### PROBLEM TO SOLVE
Write out all of the lines below, exactly and completely.

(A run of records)
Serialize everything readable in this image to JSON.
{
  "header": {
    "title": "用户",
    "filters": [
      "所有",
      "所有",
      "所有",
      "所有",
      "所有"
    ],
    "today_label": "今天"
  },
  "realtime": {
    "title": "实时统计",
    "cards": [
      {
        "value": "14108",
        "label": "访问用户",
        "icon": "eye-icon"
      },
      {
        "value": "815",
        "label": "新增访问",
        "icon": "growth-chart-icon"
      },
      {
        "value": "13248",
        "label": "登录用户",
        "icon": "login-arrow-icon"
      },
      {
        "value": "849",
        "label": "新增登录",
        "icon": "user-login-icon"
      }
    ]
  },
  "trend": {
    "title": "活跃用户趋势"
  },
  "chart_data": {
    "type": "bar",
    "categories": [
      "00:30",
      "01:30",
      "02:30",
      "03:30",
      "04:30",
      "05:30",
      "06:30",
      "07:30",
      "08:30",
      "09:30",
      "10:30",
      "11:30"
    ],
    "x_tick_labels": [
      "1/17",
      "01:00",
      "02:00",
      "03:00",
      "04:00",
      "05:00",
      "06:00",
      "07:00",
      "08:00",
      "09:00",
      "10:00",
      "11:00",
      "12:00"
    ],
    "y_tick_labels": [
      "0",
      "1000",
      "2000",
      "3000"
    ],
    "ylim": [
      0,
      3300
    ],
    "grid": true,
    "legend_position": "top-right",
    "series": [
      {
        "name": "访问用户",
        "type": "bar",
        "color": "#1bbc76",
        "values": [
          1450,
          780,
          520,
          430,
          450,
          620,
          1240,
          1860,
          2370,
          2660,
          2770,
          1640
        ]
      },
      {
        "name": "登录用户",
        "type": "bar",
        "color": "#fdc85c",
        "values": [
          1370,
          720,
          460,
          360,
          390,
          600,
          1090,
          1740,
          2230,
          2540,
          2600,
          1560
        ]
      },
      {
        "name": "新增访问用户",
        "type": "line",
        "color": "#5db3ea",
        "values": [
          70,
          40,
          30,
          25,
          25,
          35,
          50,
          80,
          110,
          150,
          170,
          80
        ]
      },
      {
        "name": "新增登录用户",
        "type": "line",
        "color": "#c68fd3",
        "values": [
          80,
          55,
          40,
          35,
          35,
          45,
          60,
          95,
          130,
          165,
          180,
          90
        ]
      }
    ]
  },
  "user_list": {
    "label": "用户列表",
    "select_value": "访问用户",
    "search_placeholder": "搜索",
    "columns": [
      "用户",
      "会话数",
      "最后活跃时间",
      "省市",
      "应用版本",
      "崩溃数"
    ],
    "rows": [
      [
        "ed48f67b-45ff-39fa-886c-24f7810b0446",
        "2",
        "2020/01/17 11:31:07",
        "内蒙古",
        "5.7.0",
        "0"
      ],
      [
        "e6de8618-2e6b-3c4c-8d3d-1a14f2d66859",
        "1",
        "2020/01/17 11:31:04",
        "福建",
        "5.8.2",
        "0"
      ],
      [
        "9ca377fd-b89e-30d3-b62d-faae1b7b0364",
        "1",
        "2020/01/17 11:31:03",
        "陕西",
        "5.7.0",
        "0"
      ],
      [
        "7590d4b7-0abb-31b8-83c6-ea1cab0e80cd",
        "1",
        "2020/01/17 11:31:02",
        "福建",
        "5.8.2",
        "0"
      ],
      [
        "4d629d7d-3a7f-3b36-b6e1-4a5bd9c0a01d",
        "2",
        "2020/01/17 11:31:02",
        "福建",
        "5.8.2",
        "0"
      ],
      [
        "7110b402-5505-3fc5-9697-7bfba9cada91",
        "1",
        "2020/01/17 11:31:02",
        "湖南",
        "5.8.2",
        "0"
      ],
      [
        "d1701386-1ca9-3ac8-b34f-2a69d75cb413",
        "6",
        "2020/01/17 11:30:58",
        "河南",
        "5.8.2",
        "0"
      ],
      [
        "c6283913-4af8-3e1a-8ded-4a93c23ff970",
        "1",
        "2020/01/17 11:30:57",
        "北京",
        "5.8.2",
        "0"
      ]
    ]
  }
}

### TASK RESULT
Serialize everything readable in this image to JSON.
{
  "header": {
    "title": "用户",
    "filters": [
      "所有",
      "所有",
      "所有",
      "所有",
      "所有"
    ],
    "today_label": "今天"
  },
  "realtime": {
    "title": "实时统计",
    "cards": [
      {
        "value": "14108",
        "label": "访问用户",
        "icon": "eye-icon"
      },
      {
        "value": "815",
        "label": "新增访问",
        "icon": "growth-chart-icon"
      },
      {
        "value": "13248",
        "label": "登录用户",
        "icon": "login-arrow-icon"
      },
      {
        "value": "849",
        "label": "新增登录",
        "icon": "user-login-icon"
      }
    ]
  },
  "trend": {
    "title": "活跃用户趋势"
  },
  "chart_data": {
    "type": "bar",
    "categories": [
      "00:30",
      "01:30",
      "02:30",
      "03:30",
      "04:30",
      "05:30",
      "06:30",
      "07:30",
      "08:30",
      "09:30",
      "10:30",
      "11:30"
    ],
    "x_tick_labels": [
      "1/17",
      "01:00",
      "02:00",
      "03:00",
      "04:00",
      "05:00",
      "06:00",
      "07:00",
      "08:00",
      "09:00",
      "10:00",
      "11:00",
      "12:00"
    ],
    "y_tick_labels": [
      "0",
      "1000",
      "2000",
      "3000"
    ],
    "ylim": [
      0,
      3300
    ],
    "grid": true,
    "legend_position": "top-right",
    "series": [
      {
        "name": "访问用户",
        "type": "bar",
        "color": "#1bbc76",
        "values": [
          1450,
          780,
          520,
          430,
          450,
          620,
          1240,
          1860,
          2370,
          2660,
          2770,
          1640
        ]
      },
      {
        "name": "登录用户",
        "type": "bar",
        "color": "#fdc85c",
        "values": [
          1370,
          720,
          460,
          360,
          390,
          600,
          1090,
          1740,
          2230,
          2540,
          2600,
          1560
        ]
      },
      {
        "name": "新增访问用户",
        "type": "line",
        "color": "#5db3ea",
        "values": [
          70,
          40,
          30,
          25,
          25,
          35,
          50,
          80,
          110,
          150,
          170,
          80
        ]
      },
      {
        "name": "新增登录用户",
        "type": "line",
        "color": "#c68fd3",
        "values": [
          80,
          55,
          40,
          35,
          35,
          45,
          60,
          95,
          130,
          165,
          180,
          90
        ]
      }
    ]
  },
  "user_list": {
    "label": "用户列表",
    "select_value": "访问用户",
    "search_placeholder": "搜索",
    "columns": [
      "用户",
      "会话数",
      "最后活跃时间",
      "省市",
      "应用版本",
      "崩溃数"
    ],
    "rows": [
      [
        "ed48f67b-45ff-39fa-886c-24f7810b0446",
        "2",
        "2020/01/17 11:31:07",
        "内蒙古",
        "5.7.0",
        "0"
      ],
      [
        "e6de8618-2e6b-3c4c-8d3d-1a14f2d66859",
        "1",
        "2020/01/17 11:31:04",
        "福建",
        "5.8.2",
        "0"
      ],
      [
        "9ca377fd-b89e-30d3-b62d-faae1b7b0364",
        "1",
        "2020/01/17 11:31:03",
        "陕西",
        "5.7.0",
        "0"
      ],
      [
        "7590d4b7-0abb-31b8-83c6-ea1cab0e80cd",
        "1",
        "2020/01/17 11:31:02",
        "福建",
        "5.8.2",
        "0"
      ],
      [
        "4d629d7d-3a7f-3b36-b6e1-4a5bd9c0a01d",
        "2",
        "2020/01/17 11:31:02",
        "福建",
        "5.8.2",
        "0"
      ],
      [
        "7110b402-5505-3fc5-9697-7bfba9cada91",
        "1",
        "2020/01/17 11:31:02",
        "湖南",
        "5.8.2",
        "0"
      ],
      [
        "d1701386-1ca9-3ac8-b34f-2a69d75cb413",
        "6",
        "2020/01/17 11:30:58",
        "河南",
        "5.8.2",
        "0"
      ],
      [
        "c6283913-4af8-3e1a-8ded-4a93c23ff970",
        "1",
        "2020/01/17 11:30:57",
        "北京",
        "5.8.2",
        "0"
      ]
    ]
  }
}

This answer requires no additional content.